In the material below, find how many lines contain the string "разность". Write only that number.

┌──

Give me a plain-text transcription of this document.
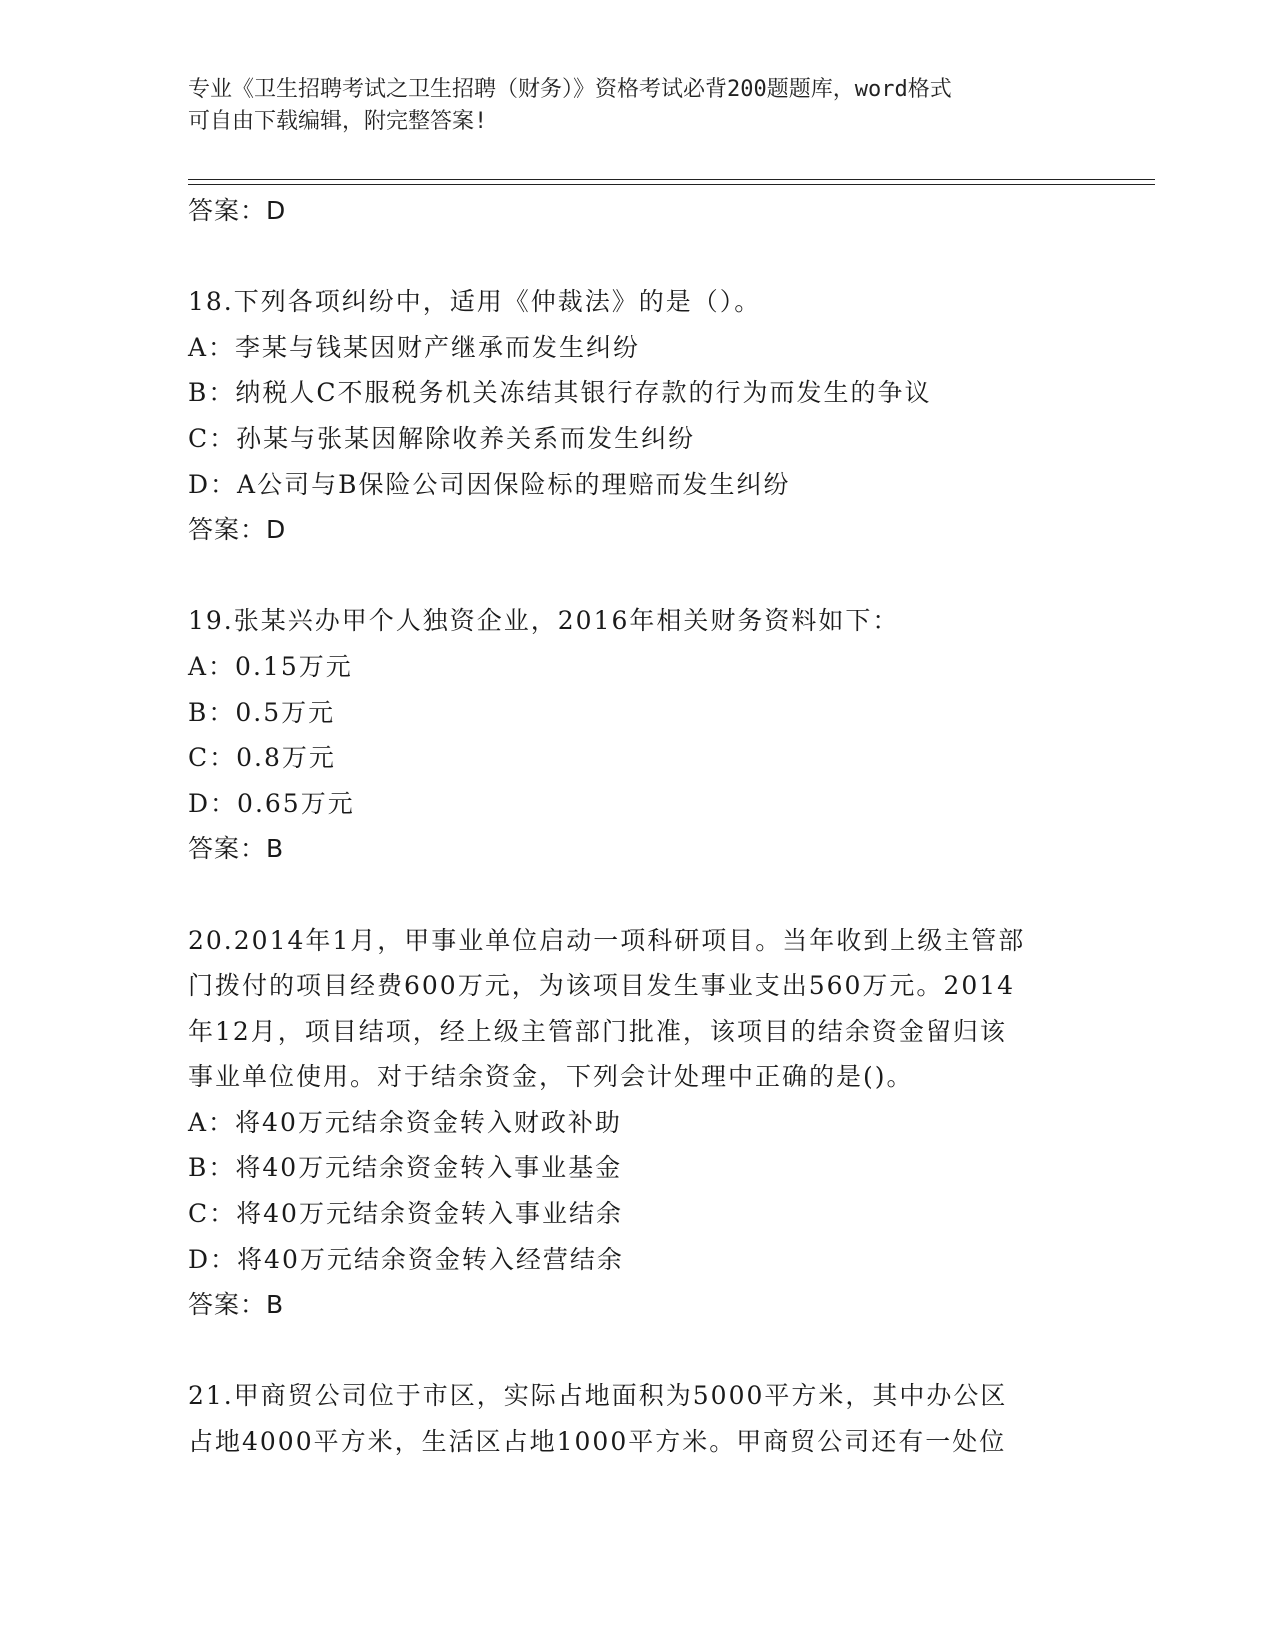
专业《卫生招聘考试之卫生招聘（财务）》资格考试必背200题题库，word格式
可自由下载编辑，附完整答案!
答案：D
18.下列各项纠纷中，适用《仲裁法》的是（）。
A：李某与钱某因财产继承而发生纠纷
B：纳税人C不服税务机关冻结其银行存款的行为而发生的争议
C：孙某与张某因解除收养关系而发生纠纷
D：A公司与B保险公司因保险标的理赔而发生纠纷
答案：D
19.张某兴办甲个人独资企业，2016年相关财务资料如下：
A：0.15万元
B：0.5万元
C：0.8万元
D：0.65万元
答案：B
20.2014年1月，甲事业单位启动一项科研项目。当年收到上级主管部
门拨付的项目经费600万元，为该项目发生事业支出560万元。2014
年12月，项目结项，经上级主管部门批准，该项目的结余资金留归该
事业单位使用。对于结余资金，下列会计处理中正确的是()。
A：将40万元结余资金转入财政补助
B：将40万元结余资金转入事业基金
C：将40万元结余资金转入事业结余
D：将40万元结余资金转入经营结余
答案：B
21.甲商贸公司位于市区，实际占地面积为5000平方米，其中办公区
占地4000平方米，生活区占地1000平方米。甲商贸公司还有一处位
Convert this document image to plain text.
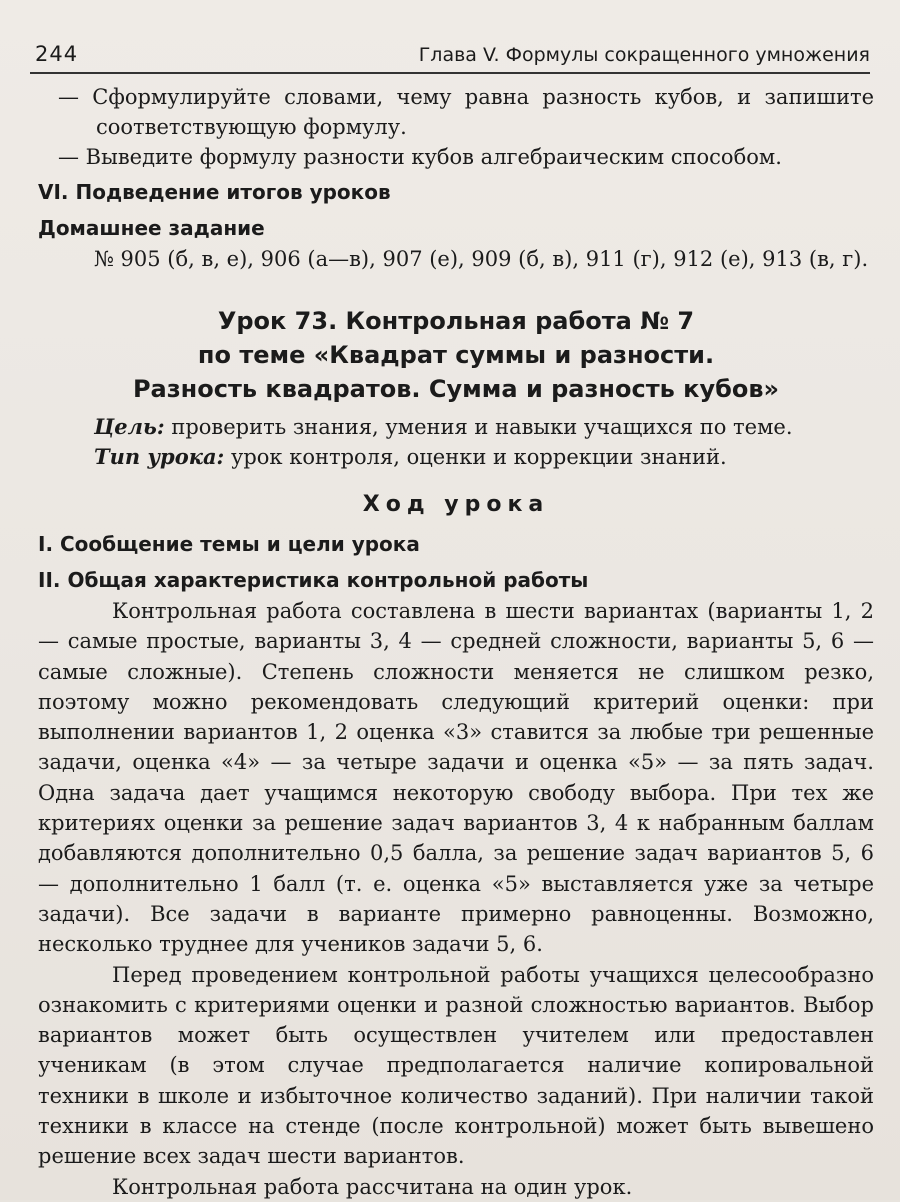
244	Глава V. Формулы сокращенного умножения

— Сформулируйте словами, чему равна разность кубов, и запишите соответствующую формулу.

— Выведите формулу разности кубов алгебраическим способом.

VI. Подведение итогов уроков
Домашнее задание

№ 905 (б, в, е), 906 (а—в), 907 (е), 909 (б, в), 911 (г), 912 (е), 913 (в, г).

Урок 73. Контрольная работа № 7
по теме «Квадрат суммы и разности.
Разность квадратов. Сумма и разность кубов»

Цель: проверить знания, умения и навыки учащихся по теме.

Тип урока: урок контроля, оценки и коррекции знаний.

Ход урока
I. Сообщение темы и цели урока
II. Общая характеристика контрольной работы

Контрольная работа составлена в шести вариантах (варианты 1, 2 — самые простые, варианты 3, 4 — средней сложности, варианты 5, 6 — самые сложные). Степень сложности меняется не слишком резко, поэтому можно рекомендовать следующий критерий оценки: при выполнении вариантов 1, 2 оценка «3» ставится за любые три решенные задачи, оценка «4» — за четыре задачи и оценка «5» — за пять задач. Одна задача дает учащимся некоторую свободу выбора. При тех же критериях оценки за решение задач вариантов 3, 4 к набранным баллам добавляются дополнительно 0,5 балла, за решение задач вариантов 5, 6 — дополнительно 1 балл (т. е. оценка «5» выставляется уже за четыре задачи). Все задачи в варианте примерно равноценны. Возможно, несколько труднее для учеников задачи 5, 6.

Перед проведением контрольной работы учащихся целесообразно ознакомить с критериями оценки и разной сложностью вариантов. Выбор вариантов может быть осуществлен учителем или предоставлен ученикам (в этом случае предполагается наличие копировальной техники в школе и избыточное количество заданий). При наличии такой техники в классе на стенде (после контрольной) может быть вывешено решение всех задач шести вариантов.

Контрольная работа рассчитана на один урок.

└──

# Answer to the task:
2